___ Data supplied ___

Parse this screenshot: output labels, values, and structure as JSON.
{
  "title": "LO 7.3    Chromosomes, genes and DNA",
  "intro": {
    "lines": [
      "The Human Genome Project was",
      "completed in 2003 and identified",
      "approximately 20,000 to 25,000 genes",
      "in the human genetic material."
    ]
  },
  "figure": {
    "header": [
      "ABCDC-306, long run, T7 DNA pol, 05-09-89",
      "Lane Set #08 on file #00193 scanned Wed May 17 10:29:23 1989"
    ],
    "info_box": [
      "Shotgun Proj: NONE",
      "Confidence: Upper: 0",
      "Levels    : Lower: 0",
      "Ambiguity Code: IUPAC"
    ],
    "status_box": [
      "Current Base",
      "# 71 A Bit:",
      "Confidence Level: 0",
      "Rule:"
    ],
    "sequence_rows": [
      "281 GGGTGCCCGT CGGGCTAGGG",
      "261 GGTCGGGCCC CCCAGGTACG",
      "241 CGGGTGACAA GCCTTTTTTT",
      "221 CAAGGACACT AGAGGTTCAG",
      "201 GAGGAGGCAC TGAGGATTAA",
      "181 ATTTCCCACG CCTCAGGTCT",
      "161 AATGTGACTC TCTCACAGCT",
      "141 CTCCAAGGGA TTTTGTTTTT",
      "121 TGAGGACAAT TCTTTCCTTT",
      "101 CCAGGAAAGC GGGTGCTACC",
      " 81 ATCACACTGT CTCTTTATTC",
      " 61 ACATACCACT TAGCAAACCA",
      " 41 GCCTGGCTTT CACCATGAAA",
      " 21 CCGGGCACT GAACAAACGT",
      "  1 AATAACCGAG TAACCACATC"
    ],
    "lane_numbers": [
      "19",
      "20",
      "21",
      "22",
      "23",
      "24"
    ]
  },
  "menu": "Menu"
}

___

To do => Wherever the word "Confidence" appears in the listing, copy the line that holds it.

Expected answer =>
      "Confidence: Upper: 0",
      "Confidence Level: 0",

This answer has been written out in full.